EJERCICIOS PROPUESTOS →
(1) Actualiza el fragmento del texto sobre la dimisión de políticos acusados de corrupción que empieza con las palabras "En España, seguimos" y termina con "moción de censura.". En él, sustituye "martes" por "miércoles".
(2) Prolonga el texto sobre la dimisión de políticos acusados de corrupción a partir del punto en que se detiene.

FRAGMENTO DEL DOCUMENTO →
________________________________________
24 de febrero de 2017

En España, seguimos con la asignatura pendiente de determinar en qué momento debe un político dimitir, o ser apartado de su cargo, en caso de ser acusado de un presunto delito de corrupción. En virtud del acuerdo suscrito entre Ciudadanos y el Partido Popular, que permitió la investidura de Mariano Rajoy, la formación de Albert Rivera exige el cese inmediato del presidente de Murcia, Pedro Antonio Sánchez, al ser citado como investigado por el Tribunal Superior de Justicia por el llamado “Caso Auditorio”. Sin embargo, la modificación posterior de la ley que llevó el martes al Congreso, pidiendo el cese en caso de abrirse juicio oral y no en el momento de la imputación, le aboca ahora a una contradicción, que deberá zanjar apoyando o no una moción de censura.

Por su parte, Mariano Rajoy ha destacado que esa acusación no es sinónimo de culpabilidad, ya que el propio Sánchez se ha enfrentado ya a dieciséis causas contra él en los últimos años, y que todas ellas fueron finalmente archivadas.

En estos tiempos convulsos, en los que una acusación se ha convertido en la principal arma política para acabar con un cargo público antes de que la Justicia determine su auténtica responsabilidad, no le falta razón a Rajoy al reclamar respeto a la presunción de inocencia del presidente murciano.

Ya son demasiados los casos en los que hemos asistido a “penas de Telediario”, a acusaciones sin pruebas, a especulaciones en los medios de comunicación, y a condena social ante la opinión pública para, al cabo del tiempo, ver como esas causas son archivadas por falta de fundamento o los acusados son exonerados de toda culpabilidad.

El ministro Soria tuvo que dimitir de su cargo a causa de los “Papeles de Panamá”, sin que, hasta la fecha, exista el menor indicio de ilegalidad, más allá de su torpeza a la hora de dar explicaciones. También Francisco Camps tuvo que abandonar la presidencia de la Generalitat valenciana a cuenta de haber aceptado presuntamente el regalo de unos trajes, para ser posteriormente absuelto por la Justicia. Rita Barberá no podrá ver nunca rehabilitado su nombre. Murió entre furibundos ataques de sus adversarios y el abandono de los suyos sin tener posibilidad de sobrevivir para ver si los tribunales determinaban su inocencia. Lo mismo les ocurrió a Loyola de Palacio y a Carlos Moro, que fallecieron antes de saber que el llamado “Caso del Lino” no había sido más que una maniobra del PSOE para perjudicar al PP.

Que los servidores públicos salpicados por la corrupción sean obligados a abandonar sus cargos es algo bueno. No podemos tolerar que quienes nos gobiernan metan la mano en la caja de los dineros que son de los ciudadanos. Pero ¿en qué momento deben ser apartados: cuando se sospecha de ellos, cuando se les investiga, cuando lo publican los medios, cuando son citados ante un juez, cuando se abre juicio oral, o cuando son condenados en firme? La verdad es que, hasta que se produce ese último supuesto, toda persona tiene derecho a que se respete su presunción de inocencia. El problema es que, con la lentitud de los procesos judiciales y las filtraciones a los medios de sumarios que son secretos y cuyos datos se publican a pesar de que deberían permanecer reservados, la salvaguarda de la honorabilidad de las personas acusadas se hace muy difícil.
________________________________________
MATERIAL PROPORCIONADO →
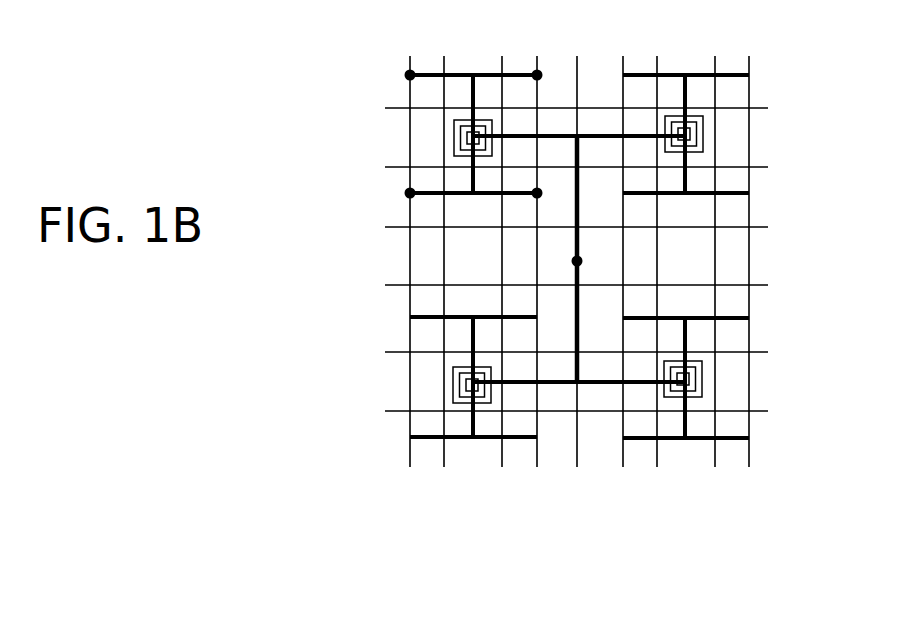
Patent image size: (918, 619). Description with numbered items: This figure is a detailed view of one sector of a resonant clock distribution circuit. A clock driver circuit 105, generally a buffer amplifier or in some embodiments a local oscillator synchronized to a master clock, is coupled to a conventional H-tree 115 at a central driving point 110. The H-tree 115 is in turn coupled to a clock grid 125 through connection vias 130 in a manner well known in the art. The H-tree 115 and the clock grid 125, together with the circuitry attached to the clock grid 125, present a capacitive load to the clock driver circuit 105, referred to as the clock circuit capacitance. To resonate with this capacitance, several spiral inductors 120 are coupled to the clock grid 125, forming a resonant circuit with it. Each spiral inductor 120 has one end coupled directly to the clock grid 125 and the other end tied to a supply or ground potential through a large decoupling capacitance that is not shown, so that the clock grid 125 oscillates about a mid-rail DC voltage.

The clock driver circuit 105 is at (577, 261).
The central driving point 110 is at (575, 258).
The H-tree 115 is at (582, 192).
The spiral inductors 120 is at (452, 143).
The clock grid 125 is at (748, 245).
The connection vias 130 is at (410, 75).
________________________________________
RESULTADOS OBTENIDOS →
(1)
En España, seguimos con la asignatura pendiente de determinar en qué momento debe un político dimitir, o ser apartado de su cargo, en caso de ser acusado de un presunto delito de corrupción. En virtud del acuerdo suscrito entre Ciudadanos y el Partido Popular, que permitió la investidura de Mariano Rajoy, la formación de Albert Rivera exige el cese inmediato del presidente de Murcia, Pedro Antonio Sánchez, al ser citado como investigado por el Tribunal Superior de Justicia por el llamado “Caso Auditorio”. Sin embargo, la modificación posterior de la ley que llevó el miércoles al Congreso, pidiendo el cese en caso de abrirse juicio oral y no en el momento de la imputación, le aboca ahora a una contradicción, que deberá zanjar apoyando o no una moción de censura.

(2)
Quizás ha llegado el momento en que la sociedad española deba abrir un debate a este respecto y propiciar una catarsis de los tres factores que intervienen en el proceso: el político, el judicial y el periodístico.

Los políticos no deberían utilizar como recurso partidario las acusaciones judiciales a sus adversarios; la judicatura debería impedir la filtración de sumarios, tipificada como delito

en el artículo 466 del Código Penal, pero, hasta la fecha, nunca perseguida; y los medios deberían asumir que, al acogerse al artículo 20.1 de la Constitución, que les garantiza la libertad de expresión y el secreto profesional para no tener que revelar sus fuentes, pueden poner en peligro esa presunción de inocencia a la que todos tenemos derecho hasta que se demuestre que hay culpabilidad.

El deseo puede parecer ingenuo, pero de algún modo hemos de proteger, no solo las garantías jurídicas de las personas, sino su derecho al honor, a la intimidad personal y familiar y a la propia imagen que, también según el artículo 18.1 de la Carta Magna, forma parte de los derechos fundamentales, y en aplicación del propio artículo 20.4, marcan el límite a la libertad de expresión. Porque sabemos que, una vez cuestionada la honradez de una persona, es muy difícil rehabilitar su imagen aunque así lo determinen los tribunales.

Tal como escribió Víctor Hugo en Los Miserables: “Lo que de los hombres se dice, verdadero o falso, ocupa tanto lugar en su destino, y sobre todo en su vida, como lo que hacen”.